*Exercise:* Copy every line of the entries that includes the word "SDTVAR".
— start Data extract —
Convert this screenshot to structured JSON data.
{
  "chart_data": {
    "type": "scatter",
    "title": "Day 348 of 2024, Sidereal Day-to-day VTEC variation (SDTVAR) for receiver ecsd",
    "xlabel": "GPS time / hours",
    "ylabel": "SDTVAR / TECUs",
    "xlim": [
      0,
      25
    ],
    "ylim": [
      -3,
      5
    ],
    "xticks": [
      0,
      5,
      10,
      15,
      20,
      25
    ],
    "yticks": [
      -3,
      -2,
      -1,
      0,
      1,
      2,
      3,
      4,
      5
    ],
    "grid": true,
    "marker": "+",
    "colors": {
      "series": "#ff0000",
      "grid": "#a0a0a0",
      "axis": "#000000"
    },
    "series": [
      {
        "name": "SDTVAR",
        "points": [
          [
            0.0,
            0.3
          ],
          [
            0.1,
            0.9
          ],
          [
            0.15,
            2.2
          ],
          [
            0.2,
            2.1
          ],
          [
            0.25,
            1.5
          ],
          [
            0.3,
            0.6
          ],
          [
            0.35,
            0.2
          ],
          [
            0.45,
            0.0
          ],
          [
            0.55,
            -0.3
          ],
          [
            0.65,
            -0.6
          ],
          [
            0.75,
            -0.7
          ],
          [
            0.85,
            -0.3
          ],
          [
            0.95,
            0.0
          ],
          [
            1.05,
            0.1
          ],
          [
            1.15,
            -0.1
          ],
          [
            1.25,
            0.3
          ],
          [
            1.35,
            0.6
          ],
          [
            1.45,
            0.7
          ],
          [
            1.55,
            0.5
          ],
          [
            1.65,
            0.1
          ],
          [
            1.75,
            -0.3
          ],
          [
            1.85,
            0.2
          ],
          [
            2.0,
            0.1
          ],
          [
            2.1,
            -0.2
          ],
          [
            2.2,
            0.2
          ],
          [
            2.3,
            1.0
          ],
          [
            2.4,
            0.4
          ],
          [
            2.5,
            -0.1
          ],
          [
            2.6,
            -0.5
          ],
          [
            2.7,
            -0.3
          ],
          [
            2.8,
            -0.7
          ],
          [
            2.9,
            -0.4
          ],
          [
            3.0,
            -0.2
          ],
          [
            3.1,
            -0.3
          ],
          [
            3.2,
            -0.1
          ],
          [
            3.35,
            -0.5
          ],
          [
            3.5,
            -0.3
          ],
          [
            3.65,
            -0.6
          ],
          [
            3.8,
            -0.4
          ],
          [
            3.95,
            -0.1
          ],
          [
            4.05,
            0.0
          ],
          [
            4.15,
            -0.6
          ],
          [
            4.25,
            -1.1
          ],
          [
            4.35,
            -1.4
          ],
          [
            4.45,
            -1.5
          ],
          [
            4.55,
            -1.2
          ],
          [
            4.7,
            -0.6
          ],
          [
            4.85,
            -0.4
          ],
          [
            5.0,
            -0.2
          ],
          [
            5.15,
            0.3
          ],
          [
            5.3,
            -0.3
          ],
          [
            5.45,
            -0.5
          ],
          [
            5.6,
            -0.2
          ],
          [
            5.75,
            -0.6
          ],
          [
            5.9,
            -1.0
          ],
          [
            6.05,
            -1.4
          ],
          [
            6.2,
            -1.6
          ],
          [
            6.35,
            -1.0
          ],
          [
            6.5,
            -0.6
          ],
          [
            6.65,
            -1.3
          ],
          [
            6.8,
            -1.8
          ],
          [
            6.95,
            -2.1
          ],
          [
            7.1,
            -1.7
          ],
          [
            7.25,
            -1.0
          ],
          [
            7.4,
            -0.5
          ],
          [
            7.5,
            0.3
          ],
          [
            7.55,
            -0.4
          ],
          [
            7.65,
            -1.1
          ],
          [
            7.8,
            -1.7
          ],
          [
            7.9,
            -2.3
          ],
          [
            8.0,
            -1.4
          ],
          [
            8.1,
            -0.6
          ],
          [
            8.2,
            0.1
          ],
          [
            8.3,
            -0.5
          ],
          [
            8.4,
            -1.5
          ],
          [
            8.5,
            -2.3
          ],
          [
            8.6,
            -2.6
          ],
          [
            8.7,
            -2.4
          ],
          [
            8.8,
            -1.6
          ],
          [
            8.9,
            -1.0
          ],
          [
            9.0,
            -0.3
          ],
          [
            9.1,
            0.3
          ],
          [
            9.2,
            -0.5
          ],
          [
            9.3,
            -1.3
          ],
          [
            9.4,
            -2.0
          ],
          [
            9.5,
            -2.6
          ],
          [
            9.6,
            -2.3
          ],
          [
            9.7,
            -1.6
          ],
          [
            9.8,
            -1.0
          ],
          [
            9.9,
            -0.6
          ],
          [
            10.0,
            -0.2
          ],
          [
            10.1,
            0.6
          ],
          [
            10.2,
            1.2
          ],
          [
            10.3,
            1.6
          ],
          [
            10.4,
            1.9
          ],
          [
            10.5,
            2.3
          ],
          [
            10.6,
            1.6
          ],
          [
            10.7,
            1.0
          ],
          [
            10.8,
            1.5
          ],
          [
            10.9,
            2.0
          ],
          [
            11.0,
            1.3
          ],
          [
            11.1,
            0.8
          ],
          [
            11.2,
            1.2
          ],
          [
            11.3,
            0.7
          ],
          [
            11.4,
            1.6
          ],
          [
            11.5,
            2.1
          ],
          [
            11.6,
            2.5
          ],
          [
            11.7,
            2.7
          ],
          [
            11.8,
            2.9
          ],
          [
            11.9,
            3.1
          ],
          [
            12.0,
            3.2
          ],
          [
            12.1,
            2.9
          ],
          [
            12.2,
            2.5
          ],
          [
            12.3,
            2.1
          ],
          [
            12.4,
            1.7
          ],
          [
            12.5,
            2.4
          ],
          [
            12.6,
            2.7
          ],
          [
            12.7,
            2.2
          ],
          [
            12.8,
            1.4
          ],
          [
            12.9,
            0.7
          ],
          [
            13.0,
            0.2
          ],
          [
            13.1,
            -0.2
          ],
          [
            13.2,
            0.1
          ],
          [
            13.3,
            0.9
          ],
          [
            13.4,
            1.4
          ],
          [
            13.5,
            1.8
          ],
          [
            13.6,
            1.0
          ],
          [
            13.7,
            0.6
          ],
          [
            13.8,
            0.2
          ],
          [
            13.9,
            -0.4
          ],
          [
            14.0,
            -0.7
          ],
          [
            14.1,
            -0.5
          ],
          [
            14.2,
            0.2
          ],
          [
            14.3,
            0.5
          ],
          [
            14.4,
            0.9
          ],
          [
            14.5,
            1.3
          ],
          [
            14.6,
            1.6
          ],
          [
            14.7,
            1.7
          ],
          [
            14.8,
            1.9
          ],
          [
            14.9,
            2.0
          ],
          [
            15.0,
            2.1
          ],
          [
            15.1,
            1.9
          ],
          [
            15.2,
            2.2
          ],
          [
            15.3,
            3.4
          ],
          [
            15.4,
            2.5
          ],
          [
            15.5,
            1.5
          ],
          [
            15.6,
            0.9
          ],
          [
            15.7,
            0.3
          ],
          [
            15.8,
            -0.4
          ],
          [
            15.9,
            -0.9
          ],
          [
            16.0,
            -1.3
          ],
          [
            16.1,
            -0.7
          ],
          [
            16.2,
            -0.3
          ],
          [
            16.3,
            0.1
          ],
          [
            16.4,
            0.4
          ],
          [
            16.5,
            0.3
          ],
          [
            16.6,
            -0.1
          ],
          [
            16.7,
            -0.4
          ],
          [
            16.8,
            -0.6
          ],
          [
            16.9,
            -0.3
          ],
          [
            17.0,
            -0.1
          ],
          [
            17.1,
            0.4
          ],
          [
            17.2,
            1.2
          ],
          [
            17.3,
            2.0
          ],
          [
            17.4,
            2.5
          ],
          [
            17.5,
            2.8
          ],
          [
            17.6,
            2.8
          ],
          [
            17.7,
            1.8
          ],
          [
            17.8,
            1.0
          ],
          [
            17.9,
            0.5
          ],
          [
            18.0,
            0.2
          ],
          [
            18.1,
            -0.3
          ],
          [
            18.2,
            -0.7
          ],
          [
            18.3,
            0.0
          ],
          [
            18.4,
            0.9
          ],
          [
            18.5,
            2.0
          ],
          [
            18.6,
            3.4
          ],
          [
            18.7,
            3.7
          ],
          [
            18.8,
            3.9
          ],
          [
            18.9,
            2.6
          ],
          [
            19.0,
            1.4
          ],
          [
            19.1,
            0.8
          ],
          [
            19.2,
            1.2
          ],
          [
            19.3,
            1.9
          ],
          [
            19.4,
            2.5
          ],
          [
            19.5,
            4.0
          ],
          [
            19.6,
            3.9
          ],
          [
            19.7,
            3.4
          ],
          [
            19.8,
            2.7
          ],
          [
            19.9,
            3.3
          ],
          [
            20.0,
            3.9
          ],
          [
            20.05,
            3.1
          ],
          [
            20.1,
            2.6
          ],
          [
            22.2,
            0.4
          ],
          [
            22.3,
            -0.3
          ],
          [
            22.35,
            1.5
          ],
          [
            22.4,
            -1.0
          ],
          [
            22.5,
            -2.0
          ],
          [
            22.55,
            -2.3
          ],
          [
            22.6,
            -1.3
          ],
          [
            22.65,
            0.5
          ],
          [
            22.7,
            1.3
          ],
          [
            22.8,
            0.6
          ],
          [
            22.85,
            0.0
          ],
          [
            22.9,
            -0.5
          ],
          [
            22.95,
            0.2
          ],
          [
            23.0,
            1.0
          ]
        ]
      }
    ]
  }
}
— end Data extract —
*Result of this task:*
    "title": "Day 348 of 2024, Sidereal Day-to-day VTEC variation (SDTVAR) for receiver ecsd",
    "ylabel": "SDTVAR / TECUs",
        "name": "SDTVAR",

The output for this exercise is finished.